Records provided
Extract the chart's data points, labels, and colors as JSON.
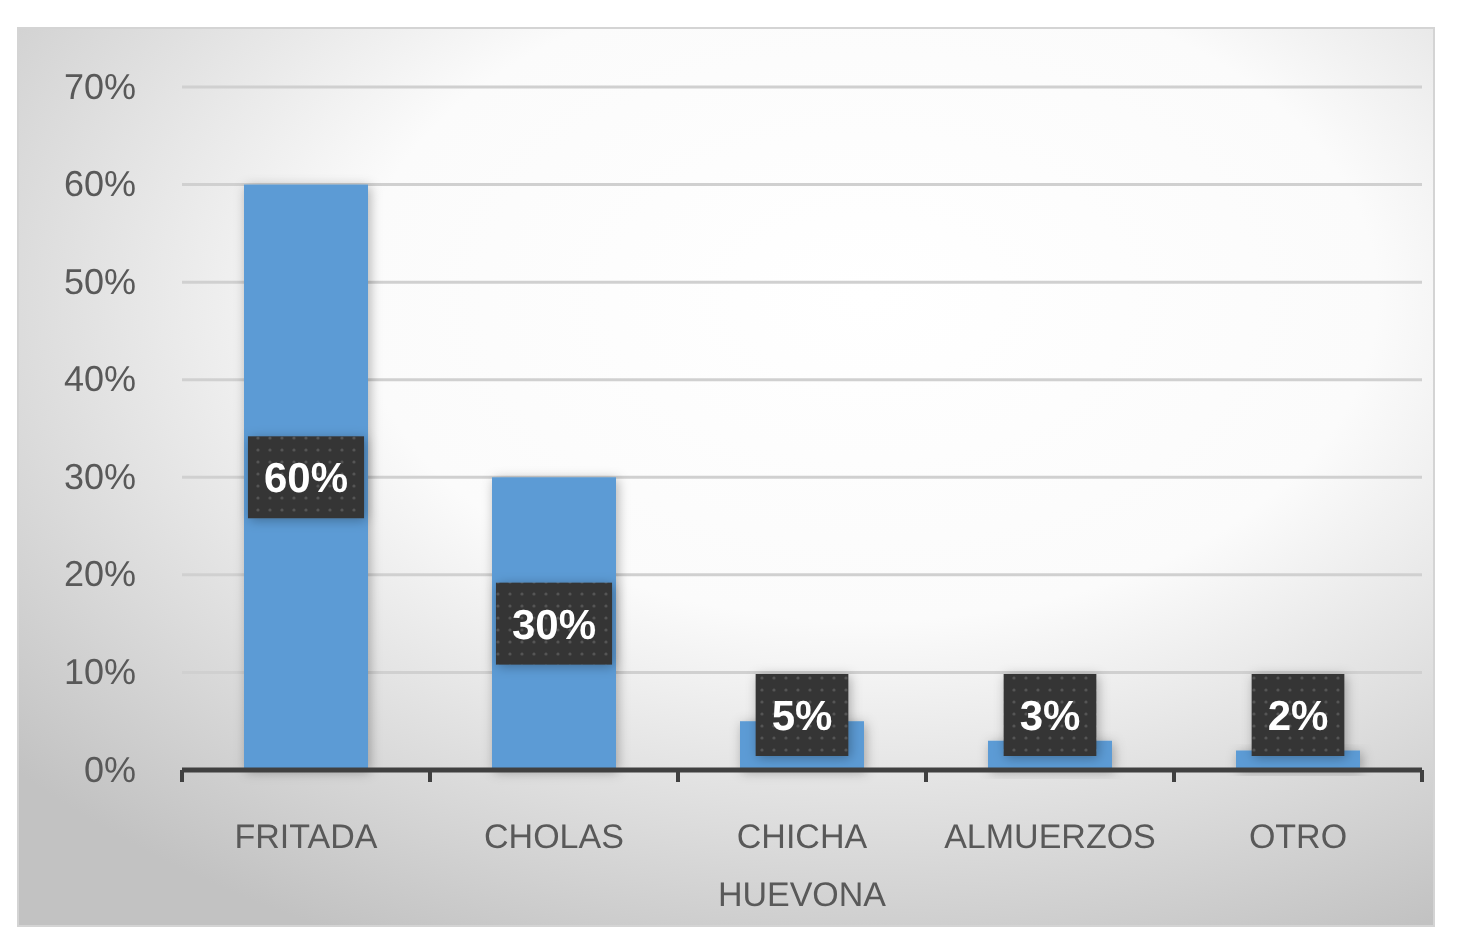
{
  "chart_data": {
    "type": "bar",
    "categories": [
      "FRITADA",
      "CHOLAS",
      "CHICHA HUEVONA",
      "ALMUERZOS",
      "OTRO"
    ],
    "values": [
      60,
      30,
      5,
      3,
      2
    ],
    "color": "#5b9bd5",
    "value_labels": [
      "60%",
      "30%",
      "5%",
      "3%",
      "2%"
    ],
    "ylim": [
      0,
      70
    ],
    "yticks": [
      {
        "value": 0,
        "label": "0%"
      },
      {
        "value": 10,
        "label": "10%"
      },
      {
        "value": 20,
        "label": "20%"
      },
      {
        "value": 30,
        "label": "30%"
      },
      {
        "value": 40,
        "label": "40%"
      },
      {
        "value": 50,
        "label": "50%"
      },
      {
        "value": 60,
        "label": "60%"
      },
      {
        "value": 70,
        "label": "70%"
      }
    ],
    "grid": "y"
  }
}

* * *

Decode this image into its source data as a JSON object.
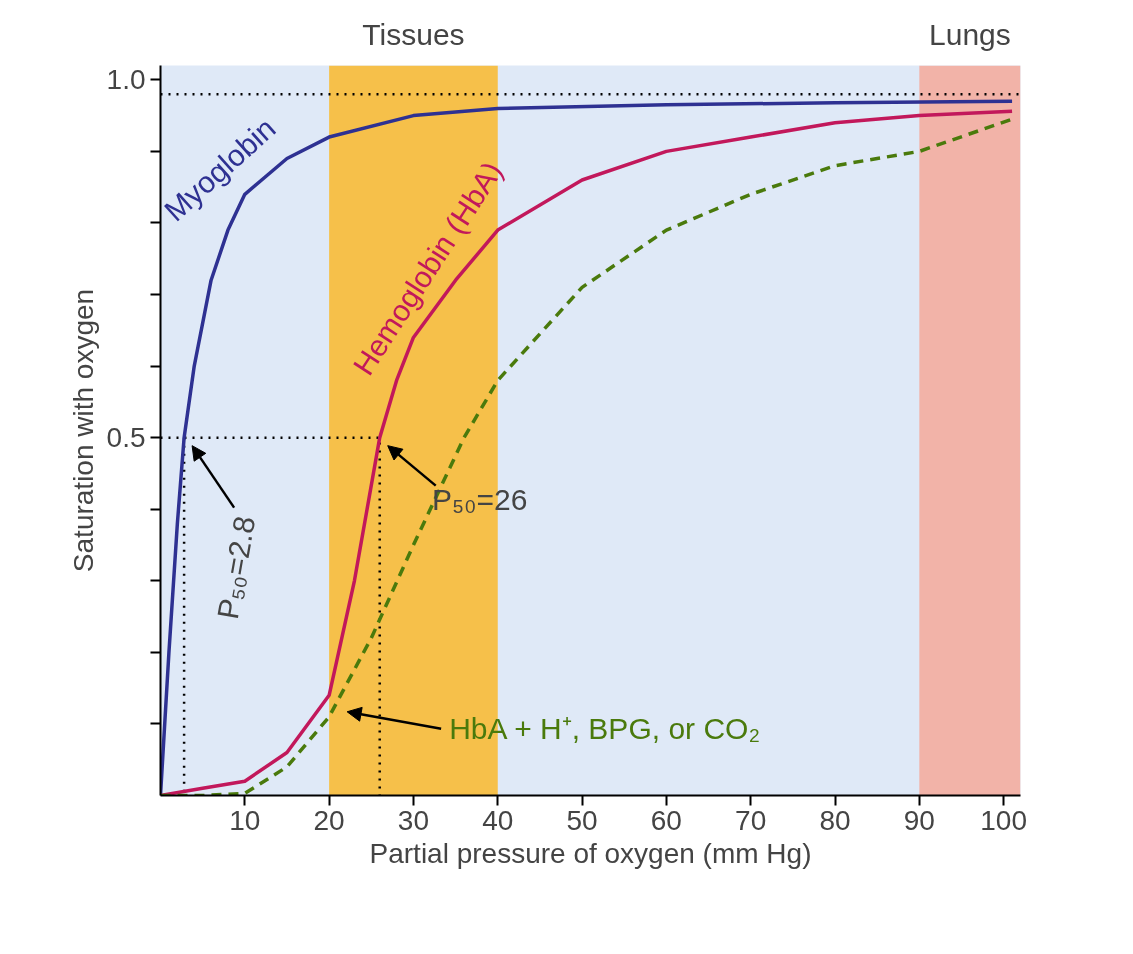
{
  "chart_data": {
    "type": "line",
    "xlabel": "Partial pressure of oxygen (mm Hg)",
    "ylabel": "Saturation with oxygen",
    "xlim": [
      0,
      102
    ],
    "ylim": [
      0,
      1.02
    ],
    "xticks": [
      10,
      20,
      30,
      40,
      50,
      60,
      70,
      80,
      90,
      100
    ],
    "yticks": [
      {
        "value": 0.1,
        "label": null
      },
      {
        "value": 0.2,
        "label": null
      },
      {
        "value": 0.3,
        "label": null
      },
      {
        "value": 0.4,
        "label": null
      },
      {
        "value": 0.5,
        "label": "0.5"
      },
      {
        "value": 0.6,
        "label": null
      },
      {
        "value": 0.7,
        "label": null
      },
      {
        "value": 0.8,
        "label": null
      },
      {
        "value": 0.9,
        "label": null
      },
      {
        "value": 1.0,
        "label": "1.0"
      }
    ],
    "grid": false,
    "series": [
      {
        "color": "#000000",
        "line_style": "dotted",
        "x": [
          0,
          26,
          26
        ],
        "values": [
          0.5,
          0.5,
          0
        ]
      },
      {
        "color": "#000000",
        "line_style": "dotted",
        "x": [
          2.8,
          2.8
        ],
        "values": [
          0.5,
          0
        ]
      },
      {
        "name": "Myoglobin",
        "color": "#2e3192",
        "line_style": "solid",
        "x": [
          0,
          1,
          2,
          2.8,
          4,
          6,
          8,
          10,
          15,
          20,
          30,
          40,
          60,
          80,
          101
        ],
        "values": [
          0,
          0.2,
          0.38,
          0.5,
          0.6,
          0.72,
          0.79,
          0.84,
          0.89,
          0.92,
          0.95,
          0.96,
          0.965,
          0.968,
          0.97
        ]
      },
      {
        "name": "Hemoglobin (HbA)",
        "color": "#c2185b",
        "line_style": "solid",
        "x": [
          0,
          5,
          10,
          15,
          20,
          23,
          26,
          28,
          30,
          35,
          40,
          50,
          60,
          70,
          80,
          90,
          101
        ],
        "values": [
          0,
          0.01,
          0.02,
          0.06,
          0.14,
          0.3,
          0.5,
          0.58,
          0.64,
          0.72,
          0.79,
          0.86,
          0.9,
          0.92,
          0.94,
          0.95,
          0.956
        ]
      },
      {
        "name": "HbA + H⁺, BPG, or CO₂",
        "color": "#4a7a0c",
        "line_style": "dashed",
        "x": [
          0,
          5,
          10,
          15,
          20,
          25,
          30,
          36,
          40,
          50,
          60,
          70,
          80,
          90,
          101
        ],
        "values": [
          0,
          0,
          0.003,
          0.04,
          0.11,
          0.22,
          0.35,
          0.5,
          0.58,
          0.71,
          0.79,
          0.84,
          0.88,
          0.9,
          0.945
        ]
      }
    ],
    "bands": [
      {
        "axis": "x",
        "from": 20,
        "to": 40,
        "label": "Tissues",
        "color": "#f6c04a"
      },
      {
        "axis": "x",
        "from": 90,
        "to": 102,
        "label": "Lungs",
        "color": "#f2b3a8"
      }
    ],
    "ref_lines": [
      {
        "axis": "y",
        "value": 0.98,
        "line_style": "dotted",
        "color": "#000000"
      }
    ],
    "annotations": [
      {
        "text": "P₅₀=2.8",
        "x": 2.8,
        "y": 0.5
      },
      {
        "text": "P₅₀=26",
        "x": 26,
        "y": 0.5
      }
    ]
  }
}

---

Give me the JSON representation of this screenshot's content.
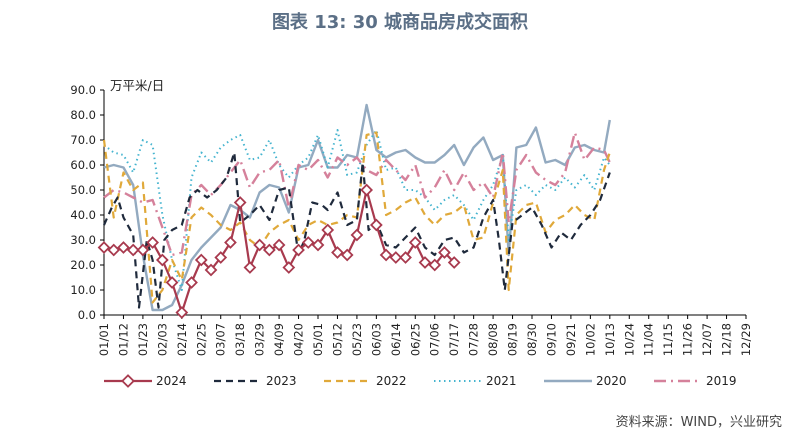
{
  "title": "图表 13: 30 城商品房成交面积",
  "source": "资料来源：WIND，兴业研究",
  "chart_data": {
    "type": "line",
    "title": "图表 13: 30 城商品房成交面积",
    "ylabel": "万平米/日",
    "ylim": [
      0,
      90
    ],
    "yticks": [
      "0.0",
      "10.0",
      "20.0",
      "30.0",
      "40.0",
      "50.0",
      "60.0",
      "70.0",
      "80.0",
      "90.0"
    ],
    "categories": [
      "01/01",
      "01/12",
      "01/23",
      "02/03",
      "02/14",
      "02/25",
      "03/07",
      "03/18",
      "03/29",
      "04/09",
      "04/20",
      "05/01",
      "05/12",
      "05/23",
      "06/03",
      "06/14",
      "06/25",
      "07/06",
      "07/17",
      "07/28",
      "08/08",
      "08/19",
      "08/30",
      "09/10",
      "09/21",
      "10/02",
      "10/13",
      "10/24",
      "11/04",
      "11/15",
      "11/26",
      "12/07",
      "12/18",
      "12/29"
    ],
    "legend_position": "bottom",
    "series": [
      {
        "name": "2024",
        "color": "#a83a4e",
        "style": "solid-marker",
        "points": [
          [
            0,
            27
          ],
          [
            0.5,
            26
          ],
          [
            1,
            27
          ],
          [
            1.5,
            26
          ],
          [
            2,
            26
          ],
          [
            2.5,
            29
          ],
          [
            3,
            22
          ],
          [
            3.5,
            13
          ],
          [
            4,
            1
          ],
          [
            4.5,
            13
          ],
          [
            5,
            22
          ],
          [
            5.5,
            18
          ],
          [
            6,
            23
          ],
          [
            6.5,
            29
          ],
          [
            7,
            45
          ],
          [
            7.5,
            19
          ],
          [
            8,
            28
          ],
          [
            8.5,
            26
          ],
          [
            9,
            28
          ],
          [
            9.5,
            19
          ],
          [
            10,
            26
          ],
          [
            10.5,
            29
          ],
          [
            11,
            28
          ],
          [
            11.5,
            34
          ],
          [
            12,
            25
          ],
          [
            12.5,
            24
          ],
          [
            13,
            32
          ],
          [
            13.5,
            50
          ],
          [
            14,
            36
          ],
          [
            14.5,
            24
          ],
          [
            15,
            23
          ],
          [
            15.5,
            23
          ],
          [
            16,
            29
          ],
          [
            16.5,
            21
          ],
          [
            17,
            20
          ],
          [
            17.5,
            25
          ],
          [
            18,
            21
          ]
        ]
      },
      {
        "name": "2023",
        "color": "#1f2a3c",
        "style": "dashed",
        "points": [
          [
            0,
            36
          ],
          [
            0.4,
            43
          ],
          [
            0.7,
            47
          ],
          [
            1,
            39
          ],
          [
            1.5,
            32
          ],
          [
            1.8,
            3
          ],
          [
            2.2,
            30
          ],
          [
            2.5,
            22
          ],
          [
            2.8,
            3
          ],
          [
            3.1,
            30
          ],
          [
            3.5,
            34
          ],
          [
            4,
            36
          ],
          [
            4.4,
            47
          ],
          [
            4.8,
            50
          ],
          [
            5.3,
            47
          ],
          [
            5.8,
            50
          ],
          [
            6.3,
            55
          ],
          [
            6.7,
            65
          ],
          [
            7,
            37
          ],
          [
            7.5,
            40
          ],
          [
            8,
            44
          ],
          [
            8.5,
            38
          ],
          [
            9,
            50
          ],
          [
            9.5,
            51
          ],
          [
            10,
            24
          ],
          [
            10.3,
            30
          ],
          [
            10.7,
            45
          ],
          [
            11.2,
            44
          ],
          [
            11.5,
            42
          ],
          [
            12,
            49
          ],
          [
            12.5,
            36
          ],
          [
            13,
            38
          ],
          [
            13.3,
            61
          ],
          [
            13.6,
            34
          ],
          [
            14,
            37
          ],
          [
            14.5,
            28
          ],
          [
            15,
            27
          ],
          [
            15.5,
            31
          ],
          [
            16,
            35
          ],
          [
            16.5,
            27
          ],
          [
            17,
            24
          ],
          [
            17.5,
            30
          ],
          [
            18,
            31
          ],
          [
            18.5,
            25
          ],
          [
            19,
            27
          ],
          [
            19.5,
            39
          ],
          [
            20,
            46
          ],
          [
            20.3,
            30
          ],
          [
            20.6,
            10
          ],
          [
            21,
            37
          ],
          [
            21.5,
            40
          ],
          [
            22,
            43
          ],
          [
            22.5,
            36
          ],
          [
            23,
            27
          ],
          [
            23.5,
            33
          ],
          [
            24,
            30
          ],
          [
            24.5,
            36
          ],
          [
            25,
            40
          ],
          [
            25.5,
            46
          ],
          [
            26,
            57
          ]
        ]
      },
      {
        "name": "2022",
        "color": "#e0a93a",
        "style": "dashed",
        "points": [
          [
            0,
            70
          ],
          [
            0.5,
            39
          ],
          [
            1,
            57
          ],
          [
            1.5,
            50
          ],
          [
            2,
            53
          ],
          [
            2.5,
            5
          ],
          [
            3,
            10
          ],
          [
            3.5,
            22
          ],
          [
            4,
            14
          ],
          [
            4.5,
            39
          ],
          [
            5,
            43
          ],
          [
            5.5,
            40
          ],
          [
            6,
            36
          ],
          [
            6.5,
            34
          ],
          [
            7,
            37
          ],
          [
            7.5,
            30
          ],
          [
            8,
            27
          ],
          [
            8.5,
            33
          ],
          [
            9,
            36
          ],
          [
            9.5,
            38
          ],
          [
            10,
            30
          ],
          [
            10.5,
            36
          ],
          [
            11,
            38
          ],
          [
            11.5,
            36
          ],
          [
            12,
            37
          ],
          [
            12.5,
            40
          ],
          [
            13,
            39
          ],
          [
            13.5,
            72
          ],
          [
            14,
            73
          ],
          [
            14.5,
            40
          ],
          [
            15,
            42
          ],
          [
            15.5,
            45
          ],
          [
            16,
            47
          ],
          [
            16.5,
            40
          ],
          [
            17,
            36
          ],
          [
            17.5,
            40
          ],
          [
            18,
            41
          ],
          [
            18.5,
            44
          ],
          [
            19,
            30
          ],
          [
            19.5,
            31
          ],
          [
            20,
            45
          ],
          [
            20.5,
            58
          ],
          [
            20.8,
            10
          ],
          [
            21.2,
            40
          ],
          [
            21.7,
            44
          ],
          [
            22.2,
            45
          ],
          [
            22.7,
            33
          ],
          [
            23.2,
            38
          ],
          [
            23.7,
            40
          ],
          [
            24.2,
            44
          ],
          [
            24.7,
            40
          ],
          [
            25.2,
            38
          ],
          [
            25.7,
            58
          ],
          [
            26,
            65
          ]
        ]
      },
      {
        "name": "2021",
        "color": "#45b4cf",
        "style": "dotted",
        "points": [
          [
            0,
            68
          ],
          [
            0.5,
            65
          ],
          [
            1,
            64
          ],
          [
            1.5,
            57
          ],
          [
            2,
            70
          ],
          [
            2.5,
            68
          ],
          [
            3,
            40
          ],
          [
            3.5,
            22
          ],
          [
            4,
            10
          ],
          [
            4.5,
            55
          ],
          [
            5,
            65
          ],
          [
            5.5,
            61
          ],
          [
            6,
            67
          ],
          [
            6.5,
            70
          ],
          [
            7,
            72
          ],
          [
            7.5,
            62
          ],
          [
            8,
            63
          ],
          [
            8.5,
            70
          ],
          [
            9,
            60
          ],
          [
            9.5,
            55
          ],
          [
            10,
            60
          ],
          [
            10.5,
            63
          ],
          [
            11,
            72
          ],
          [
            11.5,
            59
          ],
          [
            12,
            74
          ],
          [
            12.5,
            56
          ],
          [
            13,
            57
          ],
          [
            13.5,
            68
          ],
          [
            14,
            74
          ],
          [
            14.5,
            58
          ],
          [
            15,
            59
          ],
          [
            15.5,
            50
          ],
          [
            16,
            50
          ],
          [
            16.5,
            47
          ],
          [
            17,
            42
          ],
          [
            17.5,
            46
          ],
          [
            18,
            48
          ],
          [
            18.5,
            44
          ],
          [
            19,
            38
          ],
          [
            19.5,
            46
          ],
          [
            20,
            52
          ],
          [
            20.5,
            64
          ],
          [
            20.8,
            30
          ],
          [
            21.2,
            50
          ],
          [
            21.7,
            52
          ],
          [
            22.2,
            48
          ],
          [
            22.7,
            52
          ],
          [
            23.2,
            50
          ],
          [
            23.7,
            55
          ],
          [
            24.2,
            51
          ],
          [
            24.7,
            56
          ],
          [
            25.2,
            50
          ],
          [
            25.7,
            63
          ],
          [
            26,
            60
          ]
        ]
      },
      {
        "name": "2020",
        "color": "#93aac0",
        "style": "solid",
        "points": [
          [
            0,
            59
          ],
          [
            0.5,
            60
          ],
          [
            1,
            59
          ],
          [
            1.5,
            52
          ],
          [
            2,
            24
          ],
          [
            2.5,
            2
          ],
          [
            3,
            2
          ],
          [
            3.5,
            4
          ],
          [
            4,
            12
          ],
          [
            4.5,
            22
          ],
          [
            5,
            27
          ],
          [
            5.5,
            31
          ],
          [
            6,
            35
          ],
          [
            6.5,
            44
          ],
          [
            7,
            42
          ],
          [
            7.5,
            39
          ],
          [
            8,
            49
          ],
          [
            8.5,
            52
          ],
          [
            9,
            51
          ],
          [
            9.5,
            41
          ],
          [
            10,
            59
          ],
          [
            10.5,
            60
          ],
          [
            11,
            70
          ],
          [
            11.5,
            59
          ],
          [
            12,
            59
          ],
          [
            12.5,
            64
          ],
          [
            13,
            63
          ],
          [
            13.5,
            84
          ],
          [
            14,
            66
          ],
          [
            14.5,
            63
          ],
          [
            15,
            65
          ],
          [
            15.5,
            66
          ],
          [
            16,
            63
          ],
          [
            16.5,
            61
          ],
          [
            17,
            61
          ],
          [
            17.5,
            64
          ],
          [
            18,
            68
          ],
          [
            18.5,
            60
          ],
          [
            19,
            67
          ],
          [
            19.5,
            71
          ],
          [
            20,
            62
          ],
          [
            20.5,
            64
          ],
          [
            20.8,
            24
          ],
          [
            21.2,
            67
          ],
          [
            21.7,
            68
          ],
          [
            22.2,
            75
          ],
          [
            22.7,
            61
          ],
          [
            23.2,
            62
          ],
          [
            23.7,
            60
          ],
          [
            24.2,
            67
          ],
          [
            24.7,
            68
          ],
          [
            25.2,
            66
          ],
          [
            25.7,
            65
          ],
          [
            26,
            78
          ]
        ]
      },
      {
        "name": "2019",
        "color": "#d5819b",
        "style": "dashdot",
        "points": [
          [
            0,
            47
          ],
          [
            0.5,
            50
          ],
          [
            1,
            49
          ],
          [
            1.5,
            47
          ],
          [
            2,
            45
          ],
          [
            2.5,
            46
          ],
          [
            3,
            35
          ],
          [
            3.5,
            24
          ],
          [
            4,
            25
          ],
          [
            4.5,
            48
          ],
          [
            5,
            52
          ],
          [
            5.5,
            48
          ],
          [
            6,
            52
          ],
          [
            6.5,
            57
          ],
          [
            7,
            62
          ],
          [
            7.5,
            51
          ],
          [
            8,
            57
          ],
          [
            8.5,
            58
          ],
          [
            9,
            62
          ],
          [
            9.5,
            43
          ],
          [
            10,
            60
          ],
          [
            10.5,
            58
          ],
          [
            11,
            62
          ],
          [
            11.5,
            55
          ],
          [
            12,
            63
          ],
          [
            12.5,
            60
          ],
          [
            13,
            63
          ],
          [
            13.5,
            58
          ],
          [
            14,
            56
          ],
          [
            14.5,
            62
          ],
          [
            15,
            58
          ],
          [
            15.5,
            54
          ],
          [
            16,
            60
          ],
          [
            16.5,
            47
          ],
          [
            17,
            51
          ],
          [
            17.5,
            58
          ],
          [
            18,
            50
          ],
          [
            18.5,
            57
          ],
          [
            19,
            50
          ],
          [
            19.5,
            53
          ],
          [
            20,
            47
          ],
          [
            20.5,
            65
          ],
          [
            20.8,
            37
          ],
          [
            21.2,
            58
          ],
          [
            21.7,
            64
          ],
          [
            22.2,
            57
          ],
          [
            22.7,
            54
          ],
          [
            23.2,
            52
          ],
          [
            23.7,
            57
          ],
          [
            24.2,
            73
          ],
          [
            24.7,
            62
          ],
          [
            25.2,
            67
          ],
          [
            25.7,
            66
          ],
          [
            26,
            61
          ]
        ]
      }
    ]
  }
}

Brief
Gather up, from the records above, each line where the word "JSON" appears.

Response to this exercise
Extract the chart's data points, labels, and colors as JSON.
Decode this image into its source data as a JSON object.
Give me the JSON representation of this screenshot's content.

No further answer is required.